RECORDS START

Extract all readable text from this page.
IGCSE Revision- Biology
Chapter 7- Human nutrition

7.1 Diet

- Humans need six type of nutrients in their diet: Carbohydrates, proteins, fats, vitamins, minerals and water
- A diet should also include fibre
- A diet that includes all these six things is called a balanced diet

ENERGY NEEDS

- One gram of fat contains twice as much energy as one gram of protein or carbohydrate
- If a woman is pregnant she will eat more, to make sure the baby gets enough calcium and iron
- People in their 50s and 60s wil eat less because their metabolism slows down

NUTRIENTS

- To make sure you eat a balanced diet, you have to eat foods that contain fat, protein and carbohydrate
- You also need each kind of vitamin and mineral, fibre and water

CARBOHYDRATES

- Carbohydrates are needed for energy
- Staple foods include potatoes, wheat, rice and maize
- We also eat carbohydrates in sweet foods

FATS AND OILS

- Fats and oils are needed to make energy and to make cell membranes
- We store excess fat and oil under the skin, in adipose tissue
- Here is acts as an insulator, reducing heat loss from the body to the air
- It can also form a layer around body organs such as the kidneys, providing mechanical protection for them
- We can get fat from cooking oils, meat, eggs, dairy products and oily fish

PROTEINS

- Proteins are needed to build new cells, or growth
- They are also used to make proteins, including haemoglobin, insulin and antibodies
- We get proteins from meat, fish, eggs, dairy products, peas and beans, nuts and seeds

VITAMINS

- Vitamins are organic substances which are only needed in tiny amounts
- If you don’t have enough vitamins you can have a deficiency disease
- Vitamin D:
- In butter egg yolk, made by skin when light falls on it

RECORDS END

# WORK REQUEST
Please repeat the whole listing above, keeping every line exactly as it reads.

# ANSWER TO THIS TASK
Extract all readable text from this page.
IGCSE Revision- Biology
Chapter 7- Human nutrition

7.1 Diet

- Humans need six type of nutrients in their diet: Carbohydrates, proteins, fats, vitamins, minerals and water
- A diet should also include fibre
- A diet that includes all these six things is called a balanced diet

ENERGY NEEDS

- One gram of fat contains twice as much energy as one gram of protein or carbohydrate
- If a woman is pregnant she will eat more, to make sure the baby gets enough calcium and iron
- People in their 50s and 60s wil eat less because their metabolism slows down

NUTRIENTS

- To make sure you eat a balanced diet, you have to eat foods that contain fat, protein and carbohydrate
- You also need each kind of vitamin and mineral, fibre and water

CARBOHYDRATES

- Carbohydrates are needed for energy
- Staple foods include potatoes, wheat, rice and maize
- We also eat carbohydrates in sweet foods

FATS AND OILS

- Fats and oils are needed to make energy and to make cell membranes
- We store excess fat and oil under the skin, in adipose tissue
- Here is acts as an insulator, reducing heat loss from the body to the air
- It can also form a layer around body organs such as the kidneys, providing mechanical protection for them
- We can get fat from cooking oils, meat, eggs, dairy products and oily fish

PROTEINS

- Proteins are needed to build new cells, or growth
- They are also used to make proteins, including haemoglobin, insulin and antibodies
- We get proteins from meat, fish, eggs, dairy products, peas and beans, nuts and seeds

VITAMINS

- Vitamins are organic substances which are only needed in tiny amounts
- If you don’t have enough vitamins you can have a deficiency disease
- Vitamin D:
- In butter egg yolk, made by skin when light falls on it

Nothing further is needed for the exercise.